## Short exercise
Would you restate all the data that follows, word for word?

[START Provided records]

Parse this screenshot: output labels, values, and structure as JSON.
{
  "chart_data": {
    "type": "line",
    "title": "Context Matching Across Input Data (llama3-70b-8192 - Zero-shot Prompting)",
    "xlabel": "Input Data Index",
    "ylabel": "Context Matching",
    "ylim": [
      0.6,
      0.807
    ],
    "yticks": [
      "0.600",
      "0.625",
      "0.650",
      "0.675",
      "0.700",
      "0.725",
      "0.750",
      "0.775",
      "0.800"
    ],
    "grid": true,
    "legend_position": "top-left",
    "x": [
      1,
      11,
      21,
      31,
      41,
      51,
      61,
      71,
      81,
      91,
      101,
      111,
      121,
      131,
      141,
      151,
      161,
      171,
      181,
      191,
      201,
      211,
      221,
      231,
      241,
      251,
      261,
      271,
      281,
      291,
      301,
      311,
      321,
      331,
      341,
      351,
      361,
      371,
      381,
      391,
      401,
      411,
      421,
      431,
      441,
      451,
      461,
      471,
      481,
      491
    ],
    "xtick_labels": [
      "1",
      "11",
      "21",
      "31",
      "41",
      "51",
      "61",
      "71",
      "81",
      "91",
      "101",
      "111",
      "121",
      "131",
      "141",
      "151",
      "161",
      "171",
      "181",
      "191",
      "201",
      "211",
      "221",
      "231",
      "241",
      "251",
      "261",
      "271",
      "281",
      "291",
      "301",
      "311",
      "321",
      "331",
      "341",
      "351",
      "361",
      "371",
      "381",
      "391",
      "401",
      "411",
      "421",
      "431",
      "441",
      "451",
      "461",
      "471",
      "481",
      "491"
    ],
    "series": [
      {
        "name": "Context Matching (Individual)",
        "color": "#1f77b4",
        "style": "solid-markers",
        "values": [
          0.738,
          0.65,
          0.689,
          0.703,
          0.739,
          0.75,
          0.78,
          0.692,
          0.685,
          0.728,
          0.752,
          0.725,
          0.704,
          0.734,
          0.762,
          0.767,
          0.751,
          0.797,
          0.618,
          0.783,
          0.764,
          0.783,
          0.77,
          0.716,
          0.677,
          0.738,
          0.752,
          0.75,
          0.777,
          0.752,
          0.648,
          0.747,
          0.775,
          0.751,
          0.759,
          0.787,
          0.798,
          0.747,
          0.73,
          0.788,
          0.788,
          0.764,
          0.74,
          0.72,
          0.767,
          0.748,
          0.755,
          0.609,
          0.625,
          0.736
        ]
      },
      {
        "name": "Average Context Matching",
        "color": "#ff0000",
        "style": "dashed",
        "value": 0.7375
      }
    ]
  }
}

[END Provided records]

## Full output
Parse this screenshot: output labels, values, and structure as JSON.
{
  "chart_data": {
    "type": "line",
    "title": "Context Matching Across Input Data (llama3-70b-8192 - Zero-shot Prompting)",
    "xlabel": "Input Data Index",
    "ylabel": "Context Matching",
    "ylim": [
      0.6,
      0.807
    ],
    "yticks": [
      "0.600",
      "0.625",
      "0.650",
      "0.675",
      "0.700",
      "0.725",
      "0.750",
      "0.775",
      "0.800"
    ],
    "grid": true,
    "legend_position": "top-left",
    "x": [
      1,
      11,
      21,
      31,
      41,
      51,
      61,
      71,
      81,
      91,
      101,
      111,
      121,
      131,
      141,
      151,
      161,
      171,
      181,
      191,
      201,
      211,
      221,
      231,
      241,
      251,
      261,
      271,
      281,
      291,
      301,
      311,
      321,
      331,
      341,
      351,
      361,
      371,
      381,
      391,
      401,
      411,
      421,
      431,
      441,
      451,
      461,
      471,
      481,
      491
    ],
    "xtick_labels": [
      "1",
      "11",
      "21",
      "31",
      "41",
      "51",
      "61",
      "71",
      "81",
      "91",
      "101",
      "111",
      "121",
      "131",
      "141",
      "151",
      "161",
      "171",
      "181",
      "191",
      "201",
      "211",
      "221",
      "231",
      "241",
      "251",
      "261",
      "271",
      "281",
      "291",
      "301",
      "311",
      "321",
      "331",
      "341",
      "351",
      "361",
      "371",
      "381",
      "391",
      "401",
      "411",
      "421",
      "431",
      "441",
      "451",
      "461",
      "471",
      "481",
      "491"
    ],
    "series": [
      {
        "name": "Context Matching (Individual)",
        "color": "#1f77b4",
        "style": "solid-markers",
        "values": [
          0.738,
          0.65,
          0.689,
          0.703,
          0.739,
          0.75,
          0.78,
          0.692,
          0.685,
          0.728,
          0.752,
          0.725,
          0.704,
          0.734,
          0.762,
          0.767,
          0.751,
          0.797,
          0.618,
          0.783,
          0.764,
          0.783,
          0.77,
          0.716,
          0.677,
          0.738,
          0.752,
          0.75,
          0.777,
          0.752,
          0.648,
          0.747,
          0.775,
          0.751,
          0.759,
          0.787,
          0.798,
          0.747,
          0.73,
          0.788,
          0.788,
          0.764,
          0.74,
          0.72,
          0.767,
          0.748,
          0.755,
          0.609,
          0.625,
          0.736
        ]
      },
      {
        "name": "Average Context Matching",
        "color": "#ff0000",
        "style": "dashed",
        "value": 0.7375
      }
    ]
  }
}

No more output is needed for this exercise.